start
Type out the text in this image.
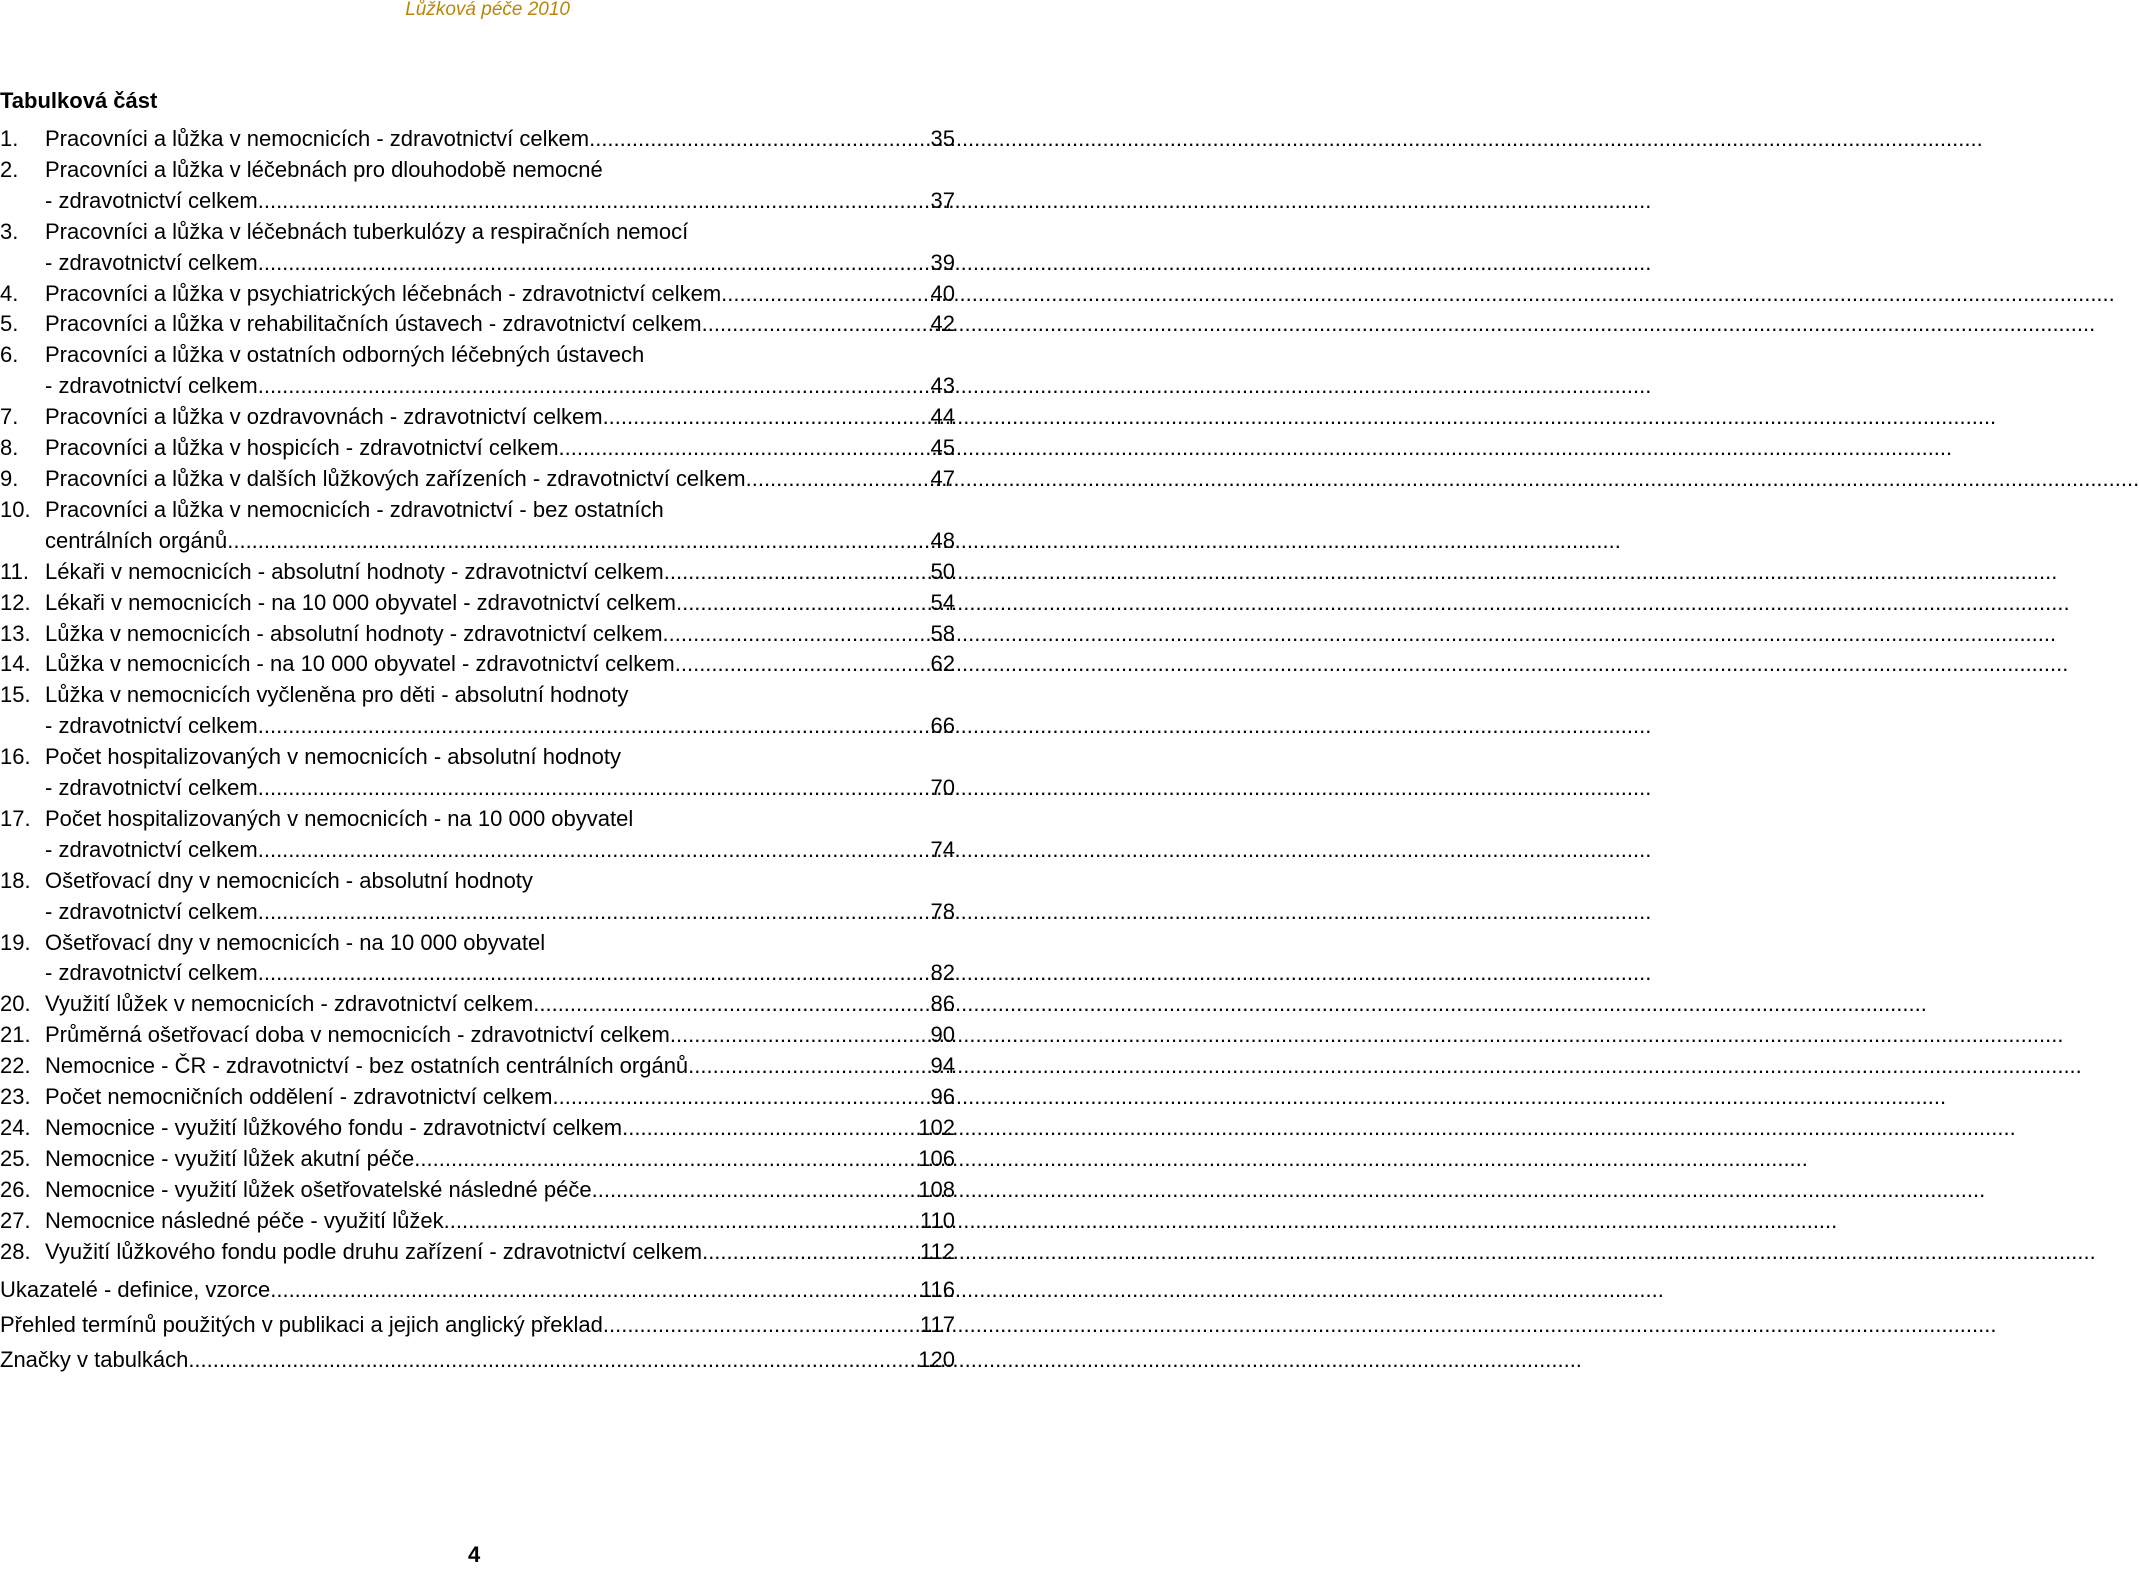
Lůžková péče 2010
Tabulková část
1.	Pracovníci a lůžka v nemocnicích - zdravotnictví celkem .....	35
2.	Pracovníci a lůžka v léčebnách pro dlouhodobě nemocné
- zdravotnictví celkem .....	37
3.	Pracovníci a lůžka v léčebnách tuberkulózy a respiračních nemocí
- zdravotnictví celkem .....	39
4.	Pracovníci a lůžka v psychiatrických léčebnách - zdravotnictví celkem .....	40
5.	Pracovníci a lůžka v rehabilitačních ústavech - zdravotnictví celkem .....	42
6.	Pracovníci a lůžka v ostatních odborných léčebných ústavech
- zdravotnictví celkem .....	43
7.	Pracovníci a lůžka v ozdravovnách - zdravotnictví celkem .....	44
8.	Pracovníci a lůžka v hospicích - zdravotnictví celkem .....	45
9.	Pracovníci a lůžka v dalších lůžkových zařízeních - zdravotnictví celkem .....	47
10. Pracovníci a lůžka v nemocnicích - zdravotnictví - bez ostatních
centrálních orgánů .....	48
11. Lékaři v nemocnicích - absolutní hodnoty - zdravotnictví celkem .....	50
12. Lékaři v nemocnicích - na 10 000 obyvatel - zdravotnictví celkem .....	54
13. Lůžka v nemocnicích - absolutní hodnoty - zdravotnictví celkem .....	58
14. Lůžka v nemocnicích - na 10 000 obyvatel - zdravotnictví celkem .....	62
15. Lůžka v nemocnicích vyčleněna pro děti - absolutní hodnoty
- zdravotnictví celkem .....	66
16. Počet hospitalizovaných v nemocnicích - absolutní hodnoty
- zdravotnictví celkem .....	70
17. Počet hospitalizovaných v nemocnicích - na 10 000 obyvatel
- zdravotnictví celkem .....	74
18. Ošetřovací dny v nemocnicích - absolutní hodnoty
- zdravotnictví celkem .....	78
19. Ošetřovací dny v nemocnicích - na 10 000 obyvatel
- zdravotnictví celkem .....	82
20. Využití lůžek v nemocnicích - zdravotnictví celkem .....	86
21. Průměrná ošetřovací doba v nemocnicích - zdravotnictví celkem .....	90
22. Nemocnice - ČR - zdravotnictví - bez ostatních centrálních orgánů .....	94
23. Počet nemocničních oddělení - zdravotnictví celkem .....	96
24. Nemocnice - využití lůžkového fondu - zdravotnictví celkem .....	102
25. Nemocnice - využití lůžek akutní péče .....	106
26. Nemocnice - využití lůžek ošetřovatelské následné péče .....	108
27. Nemocnice následné péče - využití lůžek .....	110
28. Využití lůžkového fondu podle druhu zařízení - zdravotnictví celkem .....	112
Ukazatelé - definice, vzorce .....	116
Přehled termínů použitých v publikaci a jejich anglický překlad .....	117
Značky v tabulkách .....	120
4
end
## [Exercise objective]
Return the listing above word for word, with the pictures removed.

## [Reply]
Type out the text in this image.
Lůžková péče 2010
Tabulková část
1.	Pracovníci a lůžka v nemocnicích - zdravotnictví celkem .....	35
2.	Pracovníci a lůžka v léčebnách pro dlouhodobě nemocné
- zdravotnictví celkem .....	37
3.	Pracovníci a lůžka v léčebnách tuberkulózy a respiračních nemocí
- zdravotnictví celkem .....	39
4.	Pracovníci a lůžka v psychiatrických léčebnách - zdravotnictví celkem .....	40
5.	Pracovníci a lůžka v rehabilitačních ústavech - zdravotnictví celkem .....	42
6.	Pracovníci a lůžka v ostatních odborných léčebných ústavech
- zdravotnictví celkem .....	43
7.	Pracovníci a lůžka v ozdravovnách - zdravotnictví celkem .....	44
8.	Pracovníci a lůžka v hospicích - zdravotnictví celkem .....	45
9.	Pracovníci a lůžka v dalších lůžkových zařízeních - zdravotnictví celkem .....	47
10. Pracovníci a lůžka v nemocnicích - zdravotnictví - bez ostatních
centrálních orgánů .....	48
11. Lékaři v nemocnicích - absolutní hodnoty - zdravotnictví celkem .....	50
12. Lékaři v nemocnicích - na 10 000 obyvatel - zdravotnictví celkem .....	54
13. Lůžka v nemocnicích - absolutní hodnoty - zdravotnictví celkem .....	58
14. Lůžka v nemocnicích - na 10 000 obyvatel - zdravotnictví celkem .....	62
15. Lůžka v nemocnicích vyčleněna pro děti - absolutní hodnoty
- zdravotnictví celkem .....	66
16. Počet hospitalizovaných v nemocnicích - absolutní hodnoty
- zdravotnictví celkem .....	70
17. Počet hospitalizovaných v nemocnicích - na 10 000 obyvatel
- zdravotnictví celkem .....	74
18. Ošetřovací dny v nemocnicích - absolutní hodnoty
- zdravotnictví celkem .....	78
19. Ošetřovací dny v nemocnicích - na 10 000 obyvatel
- zdravotnictví celkem .....	82
20. Využití lůžek v nemocnicích - zdravotnictví celkem .....	86
21. Průměrná ošetřovací doba v nemocnicích - zdravotnictví celkem .....	90
22. Nemocnice - ČR - zdravotnictví - bez ostatních centrálních orgánů .....	94
23. Počet nemocničních oddělení - zdravotnictví celkem .....	96
24. Nemocnice - využití lůžkového fondu - zdravotnictví celkem .....	102
25. Nemocnice - využití lůžek akutní péče .....	106
26. Nemocnice - využití lůžek ošetřovatelské následné péče .....	108
27. Nemocnice následné péče - využití lůžek .....	110
28. Využití lůžkového fondu podle druhu zařízení - zdravotnictví celkem .....	112
Ukazatelé - definice, vzorce .....	116
Přehled termínů použitých v publikaci a jejich anglický překlad .....	117
Značky v tabulkách .....	120
4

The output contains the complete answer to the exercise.